◆ **SET EXERCISE**
Return all of the data exactly as written, without the pictures.

◆ **Data items**
## BEGIN

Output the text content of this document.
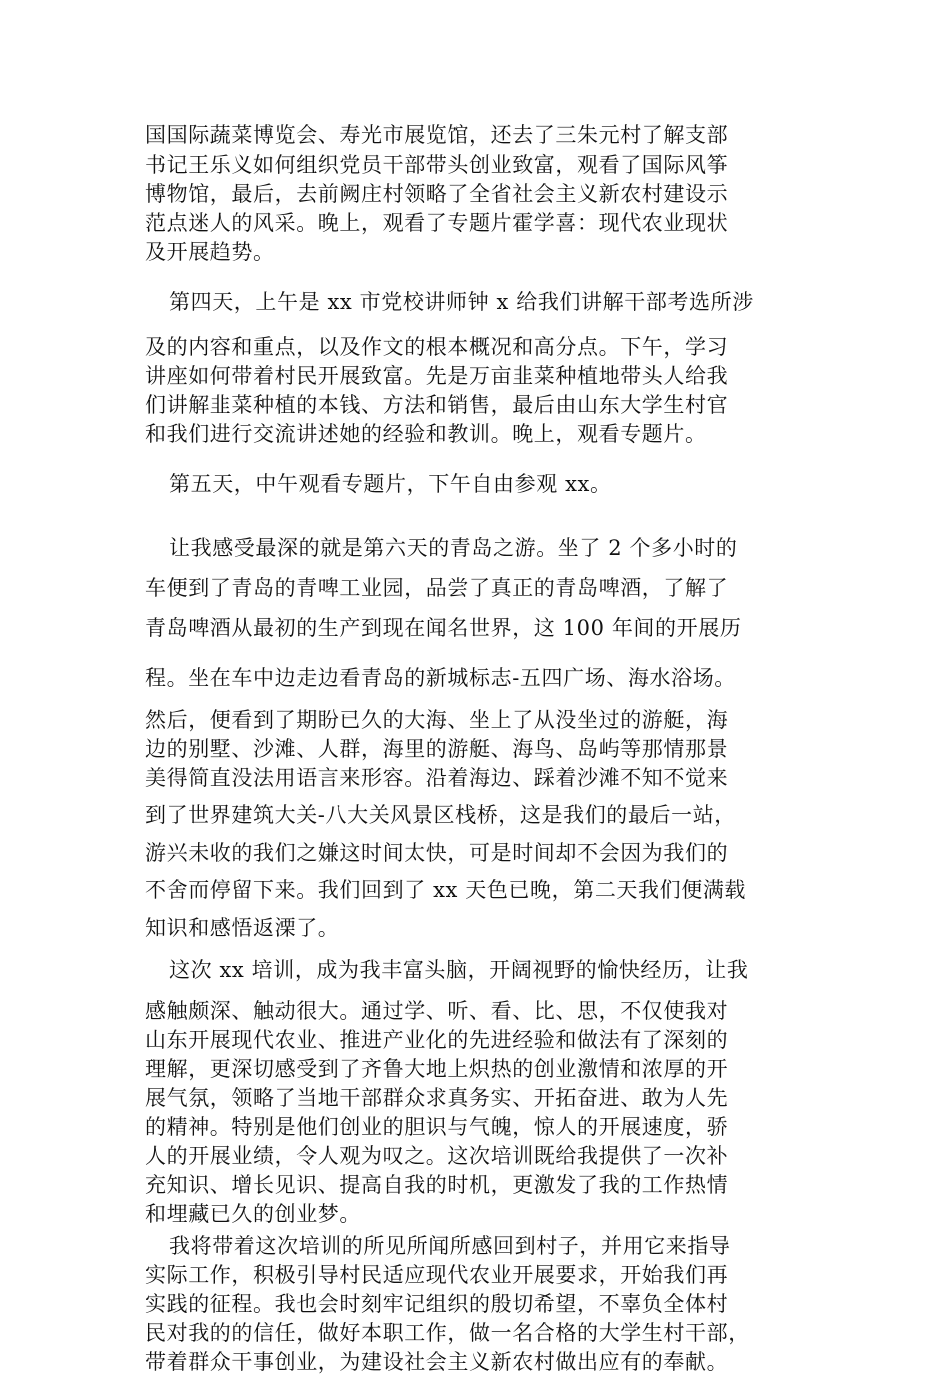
国国际蔬菜博览会、寿光市展览馆，还去了三朱元村了解支部
书记王乐义如何组织党员干部带头创业致富，观看了国际风筝
博物馆，最后，去前阙庄村领略了全省社会主义新农村建设示
范点迷人的风采。晚上，观看了专题片霍学喜：现代农业现状
及开展趋势。
第四天，上午是 xx 市党校讲师钟 x 给我们讲解干部考选所涉
及的内容和重点，以及作文的根本概况和高分点。下午，学习
讲座如何带着村民开展致富。先是万亩韭菜种植地带头人给我
们讲解韭菜种植的本钱、方法和销售，最后由山东大学生村官
和我们进行交流讲述她的经验和教训。晚上，观看专题片。
第五天，中午观看专题片，下午自由参观 xx。
让我感受最深的就是第六天的青岛之游。坐了 2 个多小时的
车便到了青岛的青啤工业园，品尝了真正的青岛啤酒，了解了
青岛啤酒从最初的生产到现在闻名世界，这 100 年间的开展历
程。坐在车中边走边看青岛的新城标志-五四广场、海水浴场。
然后，便看到了期盼已久的大海、坐上了从没坐过的游艇，海
边的别墅、沙滩、人群，海里的游艇、海鸟、岛屿等那情那景
美得简直没法用语言来形容。沿着海边、踩着沙滩不知不觉来
到了世界建筑大关-八大关风景区栈桥，这是我们的最后一站，
游兴未收的我们之嫌这时间太快，可是时间却不会因为我们的
不舍而停留下来。我们回到了 xx 天色已晚，第二天我们便满载
知识和感悟返溧了。
这次 xx 培训，成为我丰富头脑，开阔视野的愉快经历，让我
感触颇深、触动很大。通过学、听、看、比、思，不仅使我对
山东开展现代农业、推进产业化的先进经验和做法有了深刻的
理解，更深切感受到了齐鲁大地上炽热的创业激情和浓厚的开
展气氛，领略了当地干部群众求真务实、开拓奋进、敢为人先
的精神。特别是他们创业的胆识与气魄，惊人的开展速度，骄
人的开展业绩，令人观为叹之。这次培训既给我提供了一次补
充知识、增长见识、提高自我的时机，更激发了我的工作热情
和埋藏已久的创业梦。
我将带着这次培训的所见所闻所感回到村子，并用它来指导
实际工作，积极引导村民适应现代农业开展要求，开始我们再
实践的征程。我也会时刻牢记组织的殷切希望，不辜负全体村
民对我的的信任，做好本职工作，做一名合格的大学生村干部，
带着群众干事创业，为建设社会主义新农村做出应有的奉献。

## END

◆ **COMPLETED EXERCISE**
Output the text content of this document.
国国际蔬菜博览会、寿光市展览馆，还去了三朱元村了解支部
书记王乐义如何组织党员干部带头创业致富，观看了国际风筝
博物馆，最后，去前阙庄村领略了全省社会主义新农村建设示
范点迷人的风采。晚上，观看了专题片霍学喜：现代农业现状
及开展趋势。
第四天，上午是 xx 市党校讲师钟 x 给我们讲解干部考选所涉
及的内容和重点，以及作文的根本概况和高分点。下午，学习
讲座如何带着村民开展致富。先是万亩韭菜种植地带头人给我
们讲解韭菜种植的本钱、方法和销售，最后由山东大学生村官
和我们进行交流讲述她的经验和教训。晚上，观看专题片。
第五天，中午观看专题片，下午自由参观 xx。
让我感受最深的就是第六天的青岛之游。坐了 2 个多小时的
车便到了青岛的青啤工业园，品尝了真正的青岛啤酒，了解了
青岛啤酒从最初的生产到现在闻名世界，这 100 年间的开展历
程。坐在车中边走边看青岛的新城标志-五四广场、海水浴场。
然后，便看到了期盼已久的大海、坐上了从没坐过的游艇，海
边的别墅、沙滩、人群，海里的游艇、海鸟、岛屿等那情那景
美得简直没法用语言来形容。沿着海边、踩着沙滩不知不觉来
到了世界建筑大关-八大关风景区栈桥，这是我们的最后一站，
游兴未收的我们之嫌这时间太快，可是时间却不会因为我们的
不舍而停留下来。我们回到了 xx 天色已晚，第二天我们便满载
知识和感悟返溧了。
这次 xx 培训，成为我丰富头脑，开阔视野的愉快经历，让我
感触颇深、触动很大。通过学、听、看、比、思，不仅使我对
山东开展现代农业、推进产业化的先进经验和做法有了深刻的
理解，更深切感受到了齐鲁大地上炽热的创业激情和浓厚的开
展气氛，领略了当地干部群众求真务实、开拓奋进、敢为人先
的精神。特别是他们创业的胆识与气魄，惊人的开展速度，骄
人的开展业绩，令人观为叹之。这次培训既给我提供了一次补
充知识、增长见识、提高自我的时机，更激发了我的工作热情
和埋藏已久的创业梦。
我将带着这次培训的所见所闻所感回到村子，并用它来指导
实际工作，积极引导村民适应现代农业开展要求，开始我们再
实践的征程。我也会时刻牢记组织的殷切希望，不辜负全体村
民对我的的信任，做好本职工作，做一名合格的大学生村干部，
带着群众干事创业，为建设社会主义新农村做出应有的奉献。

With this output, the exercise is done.